SET TASK
Take every line from the listing below that contains "Quebec".

WORKING DATA
-.-.-

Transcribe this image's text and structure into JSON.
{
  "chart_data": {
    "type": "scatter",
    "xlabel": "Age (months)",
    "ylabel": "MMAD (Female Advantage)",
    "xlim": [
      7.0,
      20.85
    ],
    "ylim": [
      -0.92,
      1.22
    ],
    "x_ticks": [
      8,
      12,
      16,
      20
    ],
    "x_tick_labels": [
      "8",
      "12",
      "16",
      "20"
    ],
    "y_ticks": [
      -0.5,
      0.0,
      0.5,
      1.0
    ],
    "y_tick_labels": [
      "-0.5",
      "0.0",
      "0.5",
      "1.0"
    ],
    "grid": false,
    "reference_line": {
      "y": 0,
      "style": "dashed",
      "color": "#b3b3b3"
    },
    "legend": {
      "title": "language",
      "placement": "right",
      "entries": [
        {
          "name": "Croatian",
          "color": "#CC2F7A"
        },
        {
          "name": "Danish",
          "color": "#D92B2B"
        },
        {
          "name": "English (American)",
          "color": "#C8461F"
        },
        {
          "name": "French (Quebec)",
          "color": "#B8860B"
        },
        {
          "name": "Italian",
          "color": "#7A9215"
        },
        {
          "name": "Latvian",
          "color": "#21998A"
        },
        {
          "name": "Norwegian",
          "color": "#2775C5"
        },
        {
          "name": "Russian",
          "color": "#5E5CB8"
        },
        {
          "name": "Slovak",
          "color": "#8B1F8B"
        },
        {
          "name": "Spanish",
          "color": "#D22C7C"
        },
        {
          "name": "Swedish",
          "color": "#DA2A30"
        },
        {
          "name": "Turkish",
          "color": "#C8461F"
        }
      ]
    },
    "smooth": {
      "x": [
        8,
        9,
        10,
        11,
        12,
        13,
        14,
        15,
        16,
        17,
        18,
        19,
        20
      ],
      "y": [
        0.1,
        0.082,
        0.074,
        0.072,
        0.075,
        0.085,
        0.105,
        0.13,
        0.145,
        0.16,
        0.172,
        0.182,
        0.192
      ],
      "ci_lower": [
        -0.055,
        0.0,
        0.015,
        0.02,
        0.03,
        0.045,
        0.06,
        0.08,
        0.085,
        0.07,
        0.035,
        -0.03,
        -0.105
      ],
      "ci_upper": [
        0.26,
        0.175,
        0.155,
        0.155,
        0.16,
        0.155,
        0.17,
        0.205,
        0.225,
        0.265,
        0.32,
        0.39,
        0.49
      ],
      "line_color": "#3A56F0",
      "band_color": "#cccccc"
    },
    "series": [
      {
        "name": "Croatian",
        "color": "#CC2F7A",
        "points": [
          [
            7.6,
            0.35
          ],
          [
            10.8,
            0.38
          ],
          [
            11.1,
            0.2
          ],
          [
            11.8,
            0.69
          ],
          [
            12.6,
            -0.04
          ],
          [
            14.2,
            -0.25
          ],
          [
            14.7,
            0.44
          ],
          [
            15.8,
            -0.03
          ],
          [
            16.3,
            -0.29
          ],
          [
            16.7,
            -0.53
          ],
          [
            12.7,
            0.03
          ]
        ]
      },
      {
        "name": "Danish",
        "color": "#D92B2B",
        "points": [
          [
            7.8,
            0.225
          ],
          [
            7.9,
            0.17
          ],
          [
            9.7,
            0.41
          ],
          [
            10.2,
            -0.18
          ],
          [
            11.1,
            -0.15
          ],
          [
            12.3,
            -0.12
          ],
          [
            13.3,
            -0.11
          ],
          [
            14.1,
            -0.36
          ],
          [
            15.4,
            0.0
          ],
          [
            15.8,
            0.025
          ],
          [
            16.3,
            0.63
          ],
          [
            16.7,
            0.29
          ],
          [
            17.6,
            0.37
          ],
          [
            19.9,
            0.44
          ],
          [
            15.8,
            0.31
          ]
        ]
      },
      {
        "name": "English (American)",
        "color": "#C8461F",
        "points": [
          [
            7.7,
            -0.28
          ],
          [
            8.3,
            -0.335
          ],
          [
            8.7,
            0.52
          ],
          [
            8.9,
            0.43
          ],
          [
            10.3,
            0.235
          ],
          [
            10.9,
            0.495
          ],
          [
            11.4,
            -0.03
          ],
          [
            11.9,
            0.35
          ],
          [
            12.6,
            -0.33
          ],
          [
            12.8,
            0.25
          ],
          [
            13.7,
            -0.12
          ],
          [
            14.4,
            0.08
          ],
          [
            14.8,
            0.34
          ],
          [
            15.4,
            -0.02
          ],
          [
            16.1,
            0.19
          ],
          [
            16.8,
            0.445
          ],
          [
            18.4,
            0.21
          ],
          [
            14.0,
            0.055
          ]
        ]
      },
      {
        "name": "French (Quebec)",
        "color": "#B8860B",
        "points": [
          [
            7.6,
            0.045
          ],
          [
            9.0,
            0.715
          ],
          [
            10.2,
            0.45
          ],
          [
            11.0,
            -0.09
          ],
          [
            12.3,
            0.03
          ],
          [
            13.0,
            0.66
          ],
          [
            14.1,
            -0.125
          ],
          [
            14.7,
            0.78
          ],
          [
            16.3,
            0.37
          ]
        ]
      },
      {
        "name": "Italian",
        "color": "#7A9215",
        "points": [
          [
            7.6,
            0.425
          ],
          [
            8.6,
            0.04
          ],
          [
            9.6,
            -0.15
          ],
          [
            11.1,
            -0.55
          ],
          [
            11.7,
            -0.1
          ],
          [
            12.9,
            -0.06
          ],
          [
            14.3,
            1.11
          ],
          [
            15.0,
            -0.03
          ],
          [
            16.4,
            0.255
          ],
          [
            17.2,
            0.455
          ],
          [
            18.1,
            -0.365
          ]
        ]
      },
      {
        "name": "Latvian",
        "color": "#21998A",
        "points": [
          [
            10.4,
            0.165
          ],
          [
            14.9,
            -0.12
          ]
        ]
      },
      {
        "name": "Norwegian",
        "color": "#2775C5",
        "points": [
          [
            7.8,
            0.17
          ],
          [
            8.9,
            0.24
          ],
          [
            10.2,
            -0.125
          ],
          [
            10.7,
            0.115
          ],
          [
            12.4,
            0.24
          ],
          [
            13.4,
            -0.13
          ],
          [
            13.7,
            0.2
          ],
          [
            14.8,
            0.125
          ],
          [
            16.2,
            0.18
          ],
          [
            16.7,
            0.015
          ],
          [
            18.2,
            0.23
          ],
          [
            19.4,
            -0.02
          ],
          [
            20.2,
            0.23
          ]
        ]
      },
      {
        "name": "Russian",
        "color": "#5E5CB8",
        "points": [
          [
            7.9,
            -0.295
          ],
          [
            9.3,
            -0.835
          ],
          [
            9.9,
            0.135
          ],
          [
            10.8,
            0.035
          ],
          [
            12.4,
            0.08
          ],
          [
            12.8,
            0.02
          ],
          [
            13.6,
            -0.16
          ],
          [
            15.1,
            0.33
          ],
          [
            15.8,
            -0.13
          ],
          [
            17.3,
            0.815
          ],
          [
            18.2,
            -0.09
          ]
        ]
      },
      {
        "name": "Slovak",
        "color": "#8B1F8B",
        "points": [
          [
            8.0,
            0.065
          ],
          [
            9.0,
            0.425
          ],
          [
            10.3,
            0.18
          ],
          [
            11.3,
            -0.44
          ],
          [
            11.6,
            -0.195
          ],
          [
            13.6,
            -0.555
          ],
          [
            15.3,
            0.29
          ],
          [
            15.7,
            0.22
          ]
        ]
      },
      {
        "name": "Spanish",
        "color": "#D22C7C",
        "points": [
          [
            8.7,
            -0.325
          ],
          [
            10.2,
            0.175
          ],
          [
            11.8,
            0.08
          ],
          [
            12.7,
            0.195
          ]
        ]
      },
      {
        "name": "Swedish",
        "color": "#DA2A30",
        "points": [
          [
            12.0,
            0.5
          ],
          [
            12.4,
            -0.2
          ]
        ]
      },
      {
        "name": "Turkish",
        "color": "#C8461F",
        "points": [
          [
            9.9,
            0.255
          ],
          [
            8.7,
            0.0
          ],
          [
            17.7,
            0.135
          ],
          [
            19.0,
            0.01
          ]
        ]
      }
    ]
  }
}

-.-.-

COMPLETED EXERCISE
          "name": "French (Quebec)",
        "name": "French (Quebec)",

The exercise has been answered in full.